> **WRITTEN PROBLEM**
Find the lines that contain the word "xlabel" and copy each one.
┌────────
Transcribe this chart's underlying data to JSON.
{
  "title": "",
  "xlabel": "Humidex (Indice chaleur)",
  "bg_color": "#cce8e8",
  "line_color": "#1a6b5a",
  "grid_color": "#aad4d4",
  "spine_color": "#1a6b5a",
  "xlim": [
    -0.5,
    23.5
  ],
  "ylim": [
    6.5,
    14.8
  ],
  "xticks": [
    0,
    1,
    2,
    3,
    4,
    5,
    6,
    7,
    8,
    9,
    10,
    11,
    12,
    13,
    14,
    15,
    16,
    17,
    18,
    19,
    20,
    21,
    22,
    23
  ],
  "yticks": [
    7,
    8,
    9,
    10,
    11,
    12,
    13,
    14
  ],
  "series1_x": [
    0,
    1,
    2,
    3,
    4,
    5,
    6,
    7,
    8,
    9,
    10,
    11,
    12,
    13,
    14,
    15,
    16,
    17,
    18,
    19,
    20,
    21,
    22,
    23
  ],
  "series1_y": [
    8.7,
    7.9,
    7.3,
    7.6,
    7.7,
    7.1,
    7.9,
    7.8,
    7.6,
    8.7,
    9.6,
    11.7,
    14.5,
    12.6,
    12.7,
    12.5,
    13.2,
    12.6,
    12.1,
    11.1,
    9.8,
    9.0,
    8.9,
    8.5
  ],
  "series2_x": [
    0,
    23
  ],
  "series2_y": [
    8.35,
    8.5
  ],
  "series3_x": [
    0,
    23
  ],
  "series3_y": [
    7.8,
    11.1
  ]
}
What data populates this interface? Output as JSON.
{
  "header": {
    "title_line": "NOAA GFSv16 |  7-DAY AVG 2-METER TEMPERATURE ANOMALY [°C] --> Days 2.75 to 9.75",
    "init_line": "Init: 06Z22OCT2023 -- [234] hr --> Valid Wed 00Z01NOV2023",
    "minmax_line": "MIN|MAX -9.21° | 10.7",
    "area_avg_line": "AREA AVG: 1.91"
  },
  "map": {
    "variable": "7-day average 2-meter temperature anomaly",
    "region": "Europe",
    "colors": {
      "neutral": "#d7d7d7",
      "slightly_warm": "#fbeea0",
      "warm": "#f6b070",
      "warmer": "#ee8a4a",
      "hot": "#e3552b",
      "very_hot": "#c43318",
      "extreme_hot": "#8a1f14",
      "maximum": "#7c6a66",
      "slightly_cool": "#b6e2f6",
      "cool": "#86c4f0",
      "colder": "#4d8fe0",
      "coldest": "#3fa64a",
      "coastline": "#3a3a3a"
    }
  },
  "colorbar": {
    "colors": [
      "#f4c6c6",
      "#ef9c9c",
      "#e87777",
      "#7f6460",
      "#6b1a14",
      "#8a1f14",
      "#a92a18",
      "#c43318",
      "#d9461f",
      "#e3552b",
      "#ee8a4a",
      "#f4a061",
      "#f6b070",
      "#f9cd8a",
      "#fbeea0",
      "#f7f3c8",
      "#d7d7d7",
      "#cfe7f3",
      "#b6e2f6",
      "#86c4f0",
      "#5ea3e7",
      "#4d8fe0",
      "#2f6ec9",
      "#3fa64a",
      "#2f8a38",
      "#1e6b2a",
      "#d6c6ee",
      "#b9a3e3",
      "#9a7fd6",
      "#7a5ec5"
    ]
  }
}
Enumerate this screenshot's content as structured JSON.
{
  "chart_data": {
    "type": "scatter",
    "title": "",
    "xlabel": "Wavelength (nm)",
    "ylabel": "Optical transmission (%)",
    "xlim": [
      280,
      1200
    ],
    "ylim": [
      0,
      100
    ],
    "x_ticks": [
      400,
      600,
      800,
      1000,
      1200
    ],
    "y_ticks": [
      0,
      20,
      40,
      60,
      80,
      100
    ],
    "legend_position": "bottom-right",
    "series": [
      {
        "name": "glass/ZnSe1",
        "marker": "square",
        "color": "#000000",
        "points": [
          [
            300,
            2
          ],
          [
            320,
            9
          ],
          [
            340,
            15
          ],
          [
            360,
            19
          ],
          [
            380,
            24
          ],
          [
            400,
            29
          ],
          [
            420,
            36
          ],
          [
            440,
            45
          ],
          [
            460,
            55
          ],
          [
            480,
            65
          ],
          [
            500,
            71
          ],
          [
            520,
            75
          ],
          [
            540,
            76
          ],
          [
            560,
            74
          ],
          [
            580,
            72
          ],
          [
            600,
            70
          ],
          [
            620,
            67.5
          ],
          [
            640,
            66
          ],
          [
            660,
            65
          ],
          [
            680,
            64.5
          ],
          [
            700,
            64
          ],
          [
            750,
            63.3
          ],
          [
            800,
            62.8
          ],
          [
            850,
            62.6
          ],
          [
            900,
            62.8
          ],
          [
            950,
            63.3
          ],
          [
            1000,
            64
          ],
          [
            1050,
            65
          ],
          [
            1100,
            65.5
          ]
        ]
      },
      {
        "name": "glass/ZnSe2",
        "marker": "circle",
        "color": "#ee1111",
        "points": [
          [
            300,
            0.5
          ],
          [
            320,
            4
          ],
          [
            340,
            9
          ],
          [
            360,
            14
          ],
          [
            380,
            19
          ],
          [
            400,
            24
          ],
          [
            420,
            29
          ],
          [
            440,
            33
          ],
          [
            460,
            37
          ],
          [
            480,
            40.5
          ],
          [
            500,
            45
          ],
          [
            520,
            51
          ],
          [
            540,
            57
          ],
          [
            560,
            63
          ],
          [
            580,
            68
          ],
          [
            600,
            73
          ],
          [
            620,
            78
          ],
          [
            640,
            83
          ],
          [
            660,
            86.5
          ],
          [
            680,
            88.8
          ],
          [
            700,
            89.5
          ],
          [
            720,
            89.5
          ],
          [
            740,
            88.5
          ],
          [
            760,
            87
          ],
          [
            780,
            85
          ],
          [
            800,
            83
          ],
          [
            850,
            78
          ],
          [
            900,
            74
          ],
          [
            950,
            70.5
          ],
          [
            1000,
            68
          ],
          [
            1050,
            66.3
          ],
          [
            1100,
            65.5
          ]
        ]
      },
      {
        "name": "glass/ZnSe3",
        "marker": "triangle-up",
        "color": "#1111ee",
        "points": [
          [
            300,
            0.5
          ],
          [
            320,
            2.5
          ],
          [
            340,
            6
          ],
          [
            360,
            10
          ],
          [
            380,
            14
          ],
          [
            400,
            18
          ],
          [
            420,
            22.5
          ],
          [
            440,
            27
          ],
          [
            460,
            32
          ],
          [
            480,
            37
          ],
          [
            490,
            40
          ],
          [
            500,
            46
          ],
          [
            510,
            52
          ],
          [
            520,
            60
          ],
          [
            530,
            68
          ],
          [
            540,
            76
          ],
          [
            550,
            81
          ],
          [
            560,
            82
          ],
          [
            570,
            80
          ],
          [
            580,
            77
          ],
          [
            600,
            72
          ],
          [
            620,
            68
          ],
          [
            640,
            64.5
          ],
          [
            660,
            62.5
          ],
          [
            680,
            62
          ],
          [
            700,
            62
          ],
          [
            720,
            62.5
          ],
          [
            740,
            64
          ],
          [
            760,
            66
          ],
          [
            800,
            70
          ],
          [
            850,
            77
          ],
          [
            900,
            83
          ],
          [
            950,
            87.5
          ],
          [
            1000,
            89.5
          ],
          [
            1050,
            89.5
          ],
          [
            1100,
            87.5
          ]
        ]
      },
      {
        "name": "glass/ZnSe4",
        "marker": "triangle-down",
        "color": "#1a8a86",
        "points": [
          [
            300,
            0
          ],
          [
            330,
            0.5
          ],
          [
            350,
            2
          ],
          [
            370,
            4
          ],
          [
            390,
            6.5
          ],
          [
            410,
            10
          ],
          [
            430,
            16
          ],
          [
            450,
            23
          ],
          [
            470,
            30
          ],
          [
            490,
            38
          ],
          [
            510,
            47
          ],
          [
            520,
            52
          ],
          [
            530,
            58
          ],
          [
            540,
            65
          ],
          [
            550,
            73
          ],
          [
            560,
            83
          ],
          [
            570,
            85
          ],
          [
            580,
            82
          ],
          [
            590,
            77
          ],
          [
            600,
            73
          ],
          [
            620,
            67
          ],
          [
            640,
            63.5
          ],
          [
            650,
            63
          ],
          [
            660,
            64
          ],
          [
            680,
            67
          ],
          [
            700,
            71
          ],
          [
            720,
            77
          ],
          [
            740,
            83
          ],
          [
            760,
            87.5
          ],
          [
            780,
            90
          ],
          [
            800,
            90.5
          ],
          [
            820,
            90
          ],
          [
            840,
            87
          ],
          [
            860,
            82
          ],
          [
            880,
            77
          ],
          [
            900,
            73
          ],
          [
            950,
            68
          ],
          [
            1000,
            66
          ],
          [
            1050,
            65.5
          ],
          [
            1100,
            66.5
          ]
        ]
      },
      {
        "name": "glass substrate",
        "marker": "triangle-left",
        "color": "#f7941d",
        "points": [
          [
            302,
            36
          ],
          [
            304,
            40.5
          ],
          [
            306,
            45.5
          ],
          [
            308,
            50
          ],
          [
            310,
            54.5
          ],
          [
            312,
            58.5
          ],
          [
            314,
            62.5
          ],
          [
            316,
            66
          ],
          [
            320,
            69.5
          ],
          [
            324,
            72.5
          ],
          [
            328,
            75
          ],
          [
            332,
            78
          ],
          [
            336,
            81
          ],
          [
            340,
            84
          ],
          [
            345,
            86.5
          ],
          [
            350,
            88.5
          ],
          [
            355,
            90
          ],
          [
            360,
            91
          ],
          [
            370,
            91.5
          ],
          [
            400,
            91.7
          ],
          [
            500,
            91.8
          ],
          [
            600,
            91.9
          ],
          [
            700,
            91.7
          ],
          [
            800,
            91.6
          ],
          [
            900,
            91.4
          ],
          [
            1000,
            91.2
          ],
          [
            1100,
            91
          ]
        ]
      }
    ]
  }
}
└────────
> **CORRECT OUTPUT**
  "xlabel": "Humidex (Indice chaleur)",
    "xlabel": "Wavelength (nm)",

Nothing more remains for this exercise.